From the entries provided below, copy each line that contains the word "Management".

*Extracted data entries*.
- - -

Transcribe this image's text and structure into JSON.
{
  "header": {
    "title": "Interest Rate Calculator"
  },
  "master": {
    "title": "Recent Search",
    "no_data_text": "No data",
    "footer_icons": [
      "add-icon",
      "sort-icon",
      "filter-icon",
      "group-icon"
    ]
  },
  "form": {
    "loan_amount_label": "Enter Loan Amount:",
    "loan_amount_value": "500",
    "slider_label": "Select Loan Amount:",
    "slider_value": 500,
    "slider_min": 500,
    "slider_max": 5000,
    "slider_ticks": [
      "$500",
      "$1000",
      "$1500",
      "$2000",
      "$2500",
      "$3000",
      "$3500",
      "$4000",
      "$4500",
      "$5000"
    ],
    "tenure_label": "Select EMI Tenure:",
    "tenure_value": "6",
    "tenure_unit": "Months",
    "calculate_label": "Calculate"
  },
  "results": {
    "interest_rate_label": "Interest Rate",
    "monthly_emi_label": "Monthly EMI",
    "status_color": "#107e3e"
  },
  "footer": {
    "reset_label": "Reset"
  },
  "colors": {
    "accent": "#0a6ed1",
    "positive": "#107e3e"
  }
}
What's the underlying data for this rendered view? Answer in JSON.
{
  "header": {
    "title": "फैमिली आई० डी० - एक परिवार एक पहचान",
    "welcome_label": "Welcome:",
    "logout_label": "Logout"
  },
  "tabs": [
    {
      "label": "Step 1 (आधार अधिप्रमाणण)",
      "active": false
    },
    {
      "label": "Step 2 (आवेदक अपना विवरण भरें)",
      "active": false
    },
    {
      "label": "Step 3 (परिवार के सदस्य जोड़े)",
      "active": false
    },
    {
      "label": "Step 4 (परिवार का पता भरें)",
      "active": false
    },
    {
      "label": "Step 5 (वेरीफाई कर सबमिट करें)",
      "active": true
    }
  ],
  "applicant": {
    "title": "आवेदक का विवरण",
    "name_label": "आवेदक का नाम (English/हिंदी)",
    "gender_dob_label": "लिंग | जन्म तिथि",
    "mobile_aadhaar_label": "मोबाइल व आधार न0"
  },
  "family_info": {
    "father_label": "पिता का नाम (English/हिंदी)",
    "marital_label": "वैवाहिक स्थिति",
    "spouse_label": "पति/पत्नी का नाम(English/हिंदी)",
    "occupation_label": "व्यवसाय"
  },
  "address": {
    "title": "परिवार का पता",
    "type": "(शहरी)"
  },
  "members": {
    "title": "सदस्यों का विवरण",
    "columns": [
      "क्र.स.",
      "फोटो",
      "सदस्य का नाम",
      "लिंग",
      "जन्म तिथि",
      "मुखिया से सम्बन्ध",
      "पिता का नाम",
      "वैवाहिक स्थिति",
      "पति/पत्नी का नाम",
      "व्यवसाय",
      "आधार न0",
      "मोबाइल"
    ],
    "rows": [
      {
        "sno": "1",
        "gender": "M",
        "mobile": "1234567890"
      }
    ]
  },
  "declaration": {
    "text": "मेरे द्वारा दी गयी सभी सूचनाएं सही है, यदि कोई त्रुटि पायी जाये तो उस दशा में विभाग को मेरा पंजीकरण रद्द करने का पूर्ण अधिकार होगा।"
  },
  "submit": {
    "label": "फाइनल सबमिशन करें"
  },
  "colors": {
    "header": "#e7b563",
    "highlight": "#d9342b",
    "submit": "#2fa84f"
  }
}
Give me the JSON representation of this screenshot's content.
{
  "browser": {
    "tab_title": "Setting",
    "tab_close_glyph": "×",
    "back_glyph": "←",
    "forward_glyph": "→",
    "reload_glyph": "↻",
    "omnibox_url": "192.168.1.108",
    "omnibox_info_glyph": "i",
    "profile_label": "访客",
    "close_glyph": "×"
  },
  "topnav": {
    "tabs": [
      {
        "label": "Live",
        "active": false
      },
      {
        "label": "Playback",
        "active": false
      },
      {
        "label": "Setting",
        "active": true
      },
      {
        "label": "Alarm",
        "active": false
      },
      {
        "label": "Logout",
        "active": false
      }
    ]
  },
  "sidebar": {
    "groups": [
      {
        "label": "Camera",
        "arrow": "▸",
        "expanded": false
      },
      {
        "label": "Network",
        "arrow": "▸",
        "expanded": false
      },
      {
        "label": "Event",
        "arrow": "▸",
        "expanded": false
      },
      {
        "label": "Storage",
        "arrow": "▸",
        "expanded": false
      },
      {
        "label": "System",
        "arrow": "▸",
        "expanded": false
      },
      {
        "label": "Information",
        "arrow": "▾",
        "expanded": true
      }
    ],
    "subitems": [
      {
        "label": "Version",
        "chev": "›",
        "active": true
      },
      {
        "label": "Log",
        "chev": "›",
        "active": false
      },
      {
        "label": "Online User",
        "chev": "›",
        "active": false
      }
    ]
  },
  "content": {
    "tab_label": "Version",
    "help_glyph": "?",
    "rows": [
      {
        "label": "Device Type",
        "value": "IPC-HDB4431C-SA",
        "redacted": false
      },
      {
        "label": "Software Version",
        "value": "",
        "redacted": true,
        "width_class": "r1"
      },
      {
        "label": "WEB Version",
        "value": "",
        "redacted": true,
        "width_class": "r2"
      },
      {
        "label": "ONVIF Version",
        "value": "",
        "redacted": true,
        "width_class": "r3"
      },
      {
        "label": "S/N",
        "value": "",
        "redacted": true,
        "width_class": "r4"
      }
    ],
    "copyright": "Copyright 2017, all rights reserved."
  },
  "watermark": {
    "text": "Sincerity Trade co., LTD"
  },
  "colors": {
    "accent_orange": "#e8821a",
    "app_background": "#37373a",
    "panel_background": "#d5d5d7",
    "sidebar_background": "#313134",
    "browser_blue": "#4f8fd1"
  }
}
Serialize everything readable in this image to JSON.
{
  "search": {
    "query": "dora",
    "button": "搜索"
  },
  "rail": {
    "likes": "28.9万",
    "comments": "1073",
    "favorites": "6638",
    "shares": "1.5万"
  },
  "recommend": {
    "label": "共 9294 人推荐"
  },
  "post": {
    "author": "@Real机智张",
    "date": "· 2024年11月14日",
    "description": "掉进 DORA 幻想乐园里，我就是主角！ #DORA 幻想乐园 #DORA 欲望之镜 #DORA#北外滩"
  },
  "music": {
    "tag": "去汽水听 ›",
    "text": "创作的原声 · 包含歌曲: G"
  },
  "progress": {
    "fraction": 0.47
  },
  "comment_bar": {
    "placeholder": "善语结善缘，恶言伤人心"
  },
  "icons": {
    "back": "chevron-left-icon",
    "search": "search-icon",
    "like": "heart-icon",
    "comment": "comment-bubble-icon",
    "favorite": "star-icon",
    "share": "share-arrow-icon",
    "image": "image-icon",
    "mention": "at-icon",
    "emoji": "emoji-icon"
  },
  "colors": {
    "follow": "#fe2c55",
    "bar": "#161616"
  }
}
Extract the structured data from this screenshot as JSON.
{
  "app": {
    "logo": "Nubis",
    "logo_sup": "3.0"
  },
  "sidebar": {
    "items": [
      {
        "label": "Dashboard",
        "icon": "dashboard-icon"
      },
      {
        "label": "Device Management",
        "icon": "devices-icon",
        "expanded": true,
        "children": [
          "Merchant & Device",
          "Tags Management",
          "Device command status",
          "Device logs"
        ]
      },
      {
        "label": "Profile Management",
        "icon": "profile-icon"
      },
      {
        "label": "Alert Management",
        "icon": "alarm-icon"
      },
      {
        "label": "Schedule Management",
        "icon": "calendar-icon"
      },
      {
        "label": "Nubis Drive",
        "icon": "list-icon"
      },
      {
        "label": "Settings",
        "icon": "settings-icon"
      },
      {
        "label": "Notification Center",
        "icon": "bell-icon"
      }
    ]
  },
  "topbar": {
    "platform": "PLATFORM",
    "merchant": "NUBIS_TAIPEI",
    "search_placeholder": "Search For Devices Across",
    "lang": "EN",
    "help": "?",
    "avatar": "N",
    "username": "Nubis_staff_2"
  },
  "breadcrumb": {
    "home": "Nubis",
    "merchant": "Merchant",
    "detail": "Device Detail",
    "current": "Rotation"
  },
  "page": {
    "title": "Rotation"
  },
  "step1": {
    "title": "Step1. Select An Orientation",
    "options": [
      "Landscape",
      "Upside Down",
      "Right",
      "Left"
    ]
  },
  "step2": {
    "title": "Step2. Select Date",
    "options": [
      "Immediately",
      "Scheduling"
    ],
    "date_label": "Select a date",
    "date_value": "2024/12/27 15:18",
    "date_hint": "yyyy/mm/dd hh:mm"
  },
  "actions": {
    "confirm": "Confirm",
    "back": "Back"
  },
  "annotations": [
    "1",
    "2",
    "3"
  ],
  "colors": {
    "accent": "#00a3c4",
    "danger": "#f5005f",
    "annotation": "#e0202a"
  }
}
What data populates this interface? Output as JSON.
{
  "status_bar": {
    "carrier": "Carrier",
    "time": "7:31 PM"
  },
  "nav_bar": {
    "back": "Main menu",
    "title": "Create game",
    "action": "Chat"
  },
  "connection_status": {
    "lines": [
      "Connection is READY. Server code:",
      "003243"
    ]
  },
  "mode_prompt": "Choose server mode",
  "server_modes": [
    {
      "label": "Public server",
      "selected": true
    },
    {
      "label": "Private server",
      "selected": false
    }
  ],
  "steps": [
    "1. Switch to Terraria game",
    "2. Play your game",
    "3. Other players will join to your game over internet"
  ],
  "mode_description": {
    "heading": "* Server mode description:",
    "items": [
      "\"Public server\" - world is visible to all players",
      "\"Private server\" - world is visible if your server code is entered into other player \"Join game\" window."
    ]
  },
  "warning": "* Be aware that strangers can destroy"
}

- - -

*Response*.
        "label": "Device Management",
          "Tags Management",
        "label": "Profile Management",
        "label": "Alert Management",
        "label": "Schedule Management",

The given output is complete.